--- BEGIN AVAILABLE DATA ---
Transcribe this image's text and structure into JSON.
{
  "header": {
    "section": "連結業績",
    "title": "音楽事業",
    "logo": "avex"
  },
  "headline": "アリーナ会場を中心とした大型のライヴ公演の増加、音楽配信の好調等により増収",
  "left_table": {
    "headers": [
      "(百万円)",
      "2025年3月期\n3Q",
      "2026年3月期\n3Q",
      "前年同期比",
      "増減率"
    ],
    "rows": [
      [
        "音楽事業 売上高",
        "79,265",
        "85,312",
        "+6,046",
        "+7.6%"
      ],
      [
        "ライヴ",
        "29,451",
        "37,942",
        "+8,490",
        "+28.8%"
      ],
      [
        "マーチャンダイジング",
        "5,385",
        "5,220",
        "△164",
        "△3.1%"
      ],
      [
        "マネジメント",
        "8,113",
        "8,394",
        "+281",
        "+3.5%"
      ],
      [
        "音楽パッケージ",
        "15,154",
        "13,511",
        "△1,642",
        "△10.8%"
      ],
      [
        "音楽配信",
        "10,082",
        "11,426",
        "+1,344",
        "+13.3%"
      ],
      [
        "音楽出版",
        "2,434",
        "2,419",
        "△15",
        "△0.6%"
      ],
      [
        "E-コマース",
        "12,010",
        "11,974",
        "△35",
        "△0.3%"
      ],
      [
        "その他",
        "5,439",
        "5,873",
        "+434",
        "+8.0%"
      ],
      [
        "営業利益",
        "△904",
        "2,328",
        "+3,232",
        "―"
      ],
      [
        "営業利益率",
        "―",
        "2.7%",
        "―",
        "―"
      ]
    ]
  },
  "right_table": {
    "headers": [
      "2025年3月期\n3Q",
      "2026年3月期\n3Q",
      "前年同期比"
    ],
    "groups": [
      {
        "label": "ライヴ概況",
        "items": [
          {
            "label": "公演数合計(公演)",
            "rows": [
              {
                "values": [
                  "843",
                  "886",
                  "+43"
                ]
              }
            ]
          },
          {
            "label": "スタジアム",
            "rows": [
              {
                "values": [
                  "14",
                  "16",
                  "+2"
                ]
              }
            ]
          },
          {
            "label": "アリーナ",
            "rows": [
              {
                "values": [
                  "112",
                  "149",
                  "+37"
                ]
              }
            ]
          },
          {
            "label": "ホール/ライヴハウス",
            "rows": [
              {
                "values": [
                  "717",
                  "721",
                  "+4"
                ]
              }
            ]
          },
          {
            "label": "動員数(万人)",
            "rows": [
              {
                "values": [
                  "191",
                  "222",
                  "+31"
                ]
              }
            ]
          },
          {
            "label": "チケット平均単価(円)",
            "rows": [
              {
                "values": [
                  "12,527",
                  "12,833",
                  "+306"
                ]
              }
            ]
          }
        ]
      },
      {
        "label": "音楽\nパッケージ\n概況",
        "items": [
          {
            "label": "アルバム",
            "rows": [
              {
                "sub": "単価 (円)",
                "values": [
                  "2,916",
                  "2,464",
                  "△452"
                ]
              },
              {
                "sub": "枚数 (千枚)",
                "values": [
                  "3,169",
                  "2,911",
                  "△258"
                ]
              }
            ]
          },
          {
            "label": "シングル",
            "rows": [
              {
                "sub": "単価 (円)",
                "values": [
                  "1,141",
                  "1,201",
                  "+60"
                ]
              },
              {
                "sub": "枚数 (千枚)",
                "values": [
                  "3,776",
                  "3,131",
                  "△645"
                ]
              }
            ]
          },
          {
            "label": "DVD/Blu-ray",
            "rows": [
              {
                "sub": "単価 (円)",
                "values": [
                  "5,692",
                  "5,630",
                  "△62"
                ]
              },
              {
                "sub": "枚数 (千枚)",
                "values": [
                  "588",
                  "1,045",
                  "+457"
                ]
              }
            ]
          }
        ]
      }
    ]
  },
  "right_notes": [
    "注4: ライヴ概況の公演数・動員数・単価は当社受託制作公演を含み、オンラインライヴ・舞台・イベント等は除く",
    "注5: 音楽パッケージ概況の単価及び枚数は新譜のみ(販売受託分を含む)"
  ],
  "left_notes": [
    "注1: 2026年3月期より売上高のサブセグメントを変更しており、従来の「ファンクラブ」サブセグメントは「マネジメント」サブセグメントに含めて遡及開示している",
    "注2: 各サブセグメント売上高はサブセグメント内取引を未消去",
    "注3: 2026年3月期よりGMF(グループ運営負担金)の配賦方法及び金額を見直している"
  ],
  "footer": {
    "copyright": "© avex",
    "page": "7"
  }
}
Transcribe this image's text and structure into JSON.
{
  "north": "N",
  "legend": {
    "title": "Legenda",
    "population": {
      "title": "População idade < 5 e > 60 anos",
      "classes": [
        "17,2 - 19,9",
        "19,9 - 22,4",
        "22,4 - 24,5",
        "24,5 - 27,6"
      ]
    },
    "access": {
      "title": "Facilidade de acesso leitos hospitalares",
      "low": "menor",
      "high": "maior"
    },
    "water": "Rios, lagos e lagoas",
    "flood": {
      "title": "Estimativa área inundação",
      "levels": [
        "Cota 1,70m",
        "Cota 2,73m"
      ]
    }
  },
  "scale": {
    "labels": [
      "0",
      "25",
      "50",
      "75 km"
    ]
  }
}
--- END AVAILABLE DATA ---
INSTRUCTIONS FOR THE TASK: Take the listing above and set it down exactly.

ANSWER TO THIS PROBLEM:
Transcribe this image's text and structure into JSON.
{
  "header": {
    "section": "連結業績",
    "title": "音楽事業",
    "logo": "avex"
  },
  "headline": "アリーナ会場を中心とした大型のライヴ公演の増加、音楽配信の好調等により増収",
  "left_table": {
    "headers": [
      "(百万円)",
      "2025年3月期\n3Q",
      "2026年3月期\n3Q",
      "前年同期比",
      "増減率"
    ],
    "rows": [
      [
        "音楽事業 売上高",
        "79,265",
        "85,312",
        "+6,046",
        "+7.6%"
      ],
      [
        "ライヴ",
        "29,451",
        "37,942",
        "+8,490",
        "+28.8%"
      ],
      [
        "マーチャンダイジング",
        "5,385",
        "5,220",
        "△164",
        "△3.1%"
      ],
      [
        "マネジメント",
        "8,113",
        "8,394",
        "+281",
        "+3.5%"
      ],
      [
        "音楽パッケージ",
        "15,154",
        "13,511",
        "△1,642",
        "△10.8%"
      ],
      [
        "音楽配信",
        "10,082",
        "11,426",
        "+1,344",
        "+13.3%"
      ],
      [
        "音楽出版",
        "2,434",
        "2,419",
        "△15",
        "△0.6%"
      ],
      [
        "E-コマース",
        "12,010",
        "11,974",
        "△35",
        "△0.3%"
      ],
      [
        "その他",
        "5,439",
        "5,873",
        "+434",
        "+8.0%"
      ],
      [
        "営業利益",
        "△904",
        "2,328",
        "+3,232",
        "―"
      ],
      [
        "営業利益率",
        "―",
        "2.7%",
        "―",
        "―"
      ]
    ]
  },
  "right_table": {
    "headers": [
      "2025年3月期\n3Q",
      "2026年3月期\n3Q",
      "前年同期比"
    ],
    "groups": [
      {
        "label": "ライヴ概況",
        "items": [
          {
            "label": "公演数合計(公演)",
            "rows": [
              {
                "values": [
                  "843",
                  "886",
                  "+43"
                ]
              }
            ]
          },
          {
            "label": "スタジアム",
            "rows": [
              {
                "values": [
                  "14",
                  "16",
                  "+2"
                ]
              }
            ]
          },
          {
            "label": "アリーナ",
            "rows": [
              {
                "values": [
                  "112",
                  "149",
                  "+37"
                ]
              }
            ]
          },
          {
            "label": "ホール/ライヴハウス",
            "rows": [
              {
                "values": [
                  "717",
                  "721",
                  "+4"
                ]
              }
            ]
          },
          {
            "label": "動員数(万人)",
            "rows": [
              {
                "values": [
                  "191",
                  "222",
                  "+31"
                ]
              }
            ]
          },
          {
            "label": "チケット平均単価(円)",
            "rows": [
              {
                "values": [
                  "12,527",
                  "12,833",
                  "+306"
                ]
              }
            ]
          }
        ]
      },
      {
        "label": "音楽\nパッケージ\n概況",
        "items": [
          {
            "label": "アルバム",
            "rows": [
              {
                "sub": "単価 (円)",
                "values": [
                  "2,916",
                  "2,464",
                  "△452"
                ]
              },
              {
                "sub": "枚数 (千枚)",
                "values": [
                  "3,169",
                  "2,911",
                  "△258"
                ]
              }
            ]
          },
          {
            "label": "シングル",
            "rows": [
              {
                "sub": "単価 (円)",
                "values": [
                  "1,141",
                  "1,201",
                  "+60"
                ]
              },
              {
                "sub": "枚数 (千枚)",
                "values": [
                  "3,776",
                  "3,131",
                  "△645"
                ]
              }
            ]
          },
          {
            "label": "DVD/Blu-ray",
            "rows": [
              {
                "sub": "単価 (円)",
                "values": [
                  "5,692",
                  "5,630",
                  "△62"
                ]
              },
              {
                "sub": "枚数 (千枚)",
                "values": [
                  "588",
                  "1,045",
                  "+457"
                ]
              }
            ]
          }
        ]
      }
    ]
  },
  "right_notes": [
    "注4: ライヴ概況の公演数・動員数・単価は当社受託制作公演を含み、オンラインライヴ・舞台・イベント等は除く",
    "注5: 音楽パッケージ概況の単価及び枚数は新譜のみ(販売受託分を含む)"
  ],
  "left_notes": [
    "注1: 2026年3月期より売上高のサブセグメントを変更しており、従来の「ファンクラブ」サブセグメントは「マネジメント」サブセグメントに含めて遡及開示している",
    "注2: 各サブセグメント売上高はサブセグメント内取引を未消去",
    "注3: 2026年3月期よりGMF(グループ運営負担金)の配賦方法及び金額を見直している"
  ],
  "footer": {
    "copyright": "© avex",
    "page": "7"
  }
}
Transcribe this image's text and structure into JSON.
{
  "north": "N",
  "legend": {
    "title": "Legenda",
    "population": {
      "title": "População idade < 5 e > 60 anos",
      "classes": [
        "17,2 - 19,9",
        "19,9 - 22,4",
        "22,4 - 24,5",
        "24,5 - 27,6"
      ]
    },
    "access": {
      "title": "Facilidade de acesso leitos hospitalares",
      "low": "menor",
      "high": "maior"
    },
    "water": "Rios, lagos e lagoas",
    "flood": {
      "title": "Estimativa área inundação",
      "levels": [
        "Cota 1,70m",
        "Cota 2,73m"
      ]
    }
  },
  "scale": {
    "labels": [
      "0",
      "25",
      "50",
      "75 km"
    ]
  }
}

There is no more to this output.